- **What is required**
Search the material for the word "Darbishire" and report each line where it turns up.

--------------------

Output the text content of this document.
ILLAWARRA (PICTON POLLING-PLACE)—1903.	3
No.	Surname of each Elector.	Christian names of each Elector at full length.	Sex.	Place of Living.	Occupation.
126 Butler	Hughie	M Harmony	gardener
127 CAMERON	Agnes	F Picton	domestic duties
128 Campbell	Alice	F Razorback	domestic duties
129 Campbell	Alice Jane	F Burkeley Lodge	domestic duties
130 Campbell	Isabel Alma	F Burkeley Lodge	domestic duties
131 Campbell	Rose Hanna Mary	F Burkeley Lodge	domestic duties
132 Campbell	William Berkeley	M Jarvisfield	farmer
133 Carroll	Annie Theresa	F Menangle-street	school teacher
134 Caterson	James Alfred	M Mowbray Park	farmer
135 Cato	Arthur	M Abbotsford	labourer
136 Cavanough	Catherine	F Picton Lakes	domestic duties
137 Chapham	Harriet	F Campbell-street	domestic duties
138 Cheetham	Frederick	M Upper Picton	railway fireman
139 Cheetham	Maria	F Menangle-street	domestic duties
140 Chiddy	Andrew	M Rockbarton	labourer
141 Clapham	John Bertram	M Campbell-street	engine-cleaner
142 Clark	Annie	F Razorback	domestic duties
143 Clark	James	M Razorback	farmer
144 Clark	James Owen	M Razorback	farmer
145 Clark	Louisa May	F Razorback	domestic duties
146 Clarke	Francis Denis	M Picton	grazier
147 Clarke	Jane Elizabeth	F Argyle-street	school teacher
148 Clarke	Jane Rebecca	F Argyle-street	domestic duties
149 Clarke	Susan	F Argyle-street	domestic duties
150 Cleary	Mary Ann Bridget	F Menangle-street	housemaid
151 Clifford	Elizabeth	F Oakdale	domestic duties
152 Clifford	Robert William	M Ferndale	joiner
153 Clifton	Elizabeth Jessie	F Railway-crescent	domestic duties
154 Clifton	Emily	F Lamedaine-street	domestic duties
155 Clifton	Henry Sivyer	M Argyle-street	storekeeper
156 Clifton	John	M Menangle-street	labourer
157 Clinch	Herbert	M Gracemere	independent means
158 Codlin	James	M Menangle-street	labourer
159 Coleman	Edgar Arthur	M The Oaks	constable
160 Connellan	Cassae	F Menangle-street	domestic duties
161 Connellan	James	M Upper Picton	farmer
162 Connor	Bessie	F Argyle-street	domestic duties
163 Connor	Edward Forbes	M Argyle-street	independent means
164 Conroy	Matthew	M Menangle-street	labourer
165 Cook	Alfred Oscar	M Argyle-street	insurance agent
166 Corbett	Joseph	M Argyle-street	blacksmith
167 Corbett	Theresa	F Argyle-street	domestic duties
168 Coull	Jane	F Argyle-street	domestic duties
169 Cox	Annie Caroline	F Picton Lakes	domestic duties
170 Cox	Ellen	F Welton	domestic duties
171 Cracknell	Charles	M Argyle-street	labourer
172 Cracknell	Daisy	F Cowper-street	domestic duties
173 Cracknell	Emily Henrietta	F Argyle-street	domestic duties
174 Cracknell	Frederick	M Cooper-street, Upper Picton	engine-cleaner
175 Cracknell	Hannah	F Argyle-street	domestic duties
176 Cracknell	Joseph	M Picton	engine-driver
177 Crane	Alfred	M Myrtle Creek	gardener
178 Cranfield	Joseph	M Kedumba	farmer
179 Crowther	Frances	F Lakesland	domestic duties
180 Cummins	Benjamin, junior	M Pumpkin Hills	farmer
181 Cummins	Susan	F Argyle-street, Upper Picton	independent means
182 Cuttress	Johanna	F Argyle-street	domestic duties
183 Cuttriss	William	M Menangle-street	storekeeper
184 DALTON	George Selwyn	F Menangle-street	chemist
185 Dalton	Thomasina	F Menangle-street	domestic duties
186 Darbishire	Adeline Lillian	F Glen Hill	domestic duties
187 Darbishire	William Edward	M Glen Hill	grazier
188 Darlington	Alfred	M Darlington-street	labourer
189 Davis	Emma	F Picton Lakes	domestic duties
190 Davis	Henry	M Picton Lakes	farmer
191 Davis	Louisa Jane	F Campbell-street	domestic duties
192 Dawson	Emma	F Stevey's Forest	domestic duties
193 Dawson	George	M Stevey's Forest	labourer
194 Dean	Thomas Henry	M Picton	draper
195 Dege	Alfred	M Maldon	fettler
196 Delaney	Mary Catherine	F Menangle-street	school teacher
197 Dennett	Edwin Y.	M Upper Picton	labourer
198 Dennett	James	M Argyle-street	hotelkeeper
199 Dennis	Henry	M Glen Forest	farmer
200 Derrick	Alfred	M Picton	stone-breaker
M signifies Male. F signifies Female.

--------------------

- **Reply to the exercise**
186 Darbishire	Adeline Lillian	F Glen Hill	domestic duties
187 Darbishire	William Edward	M Glen Hill	grazier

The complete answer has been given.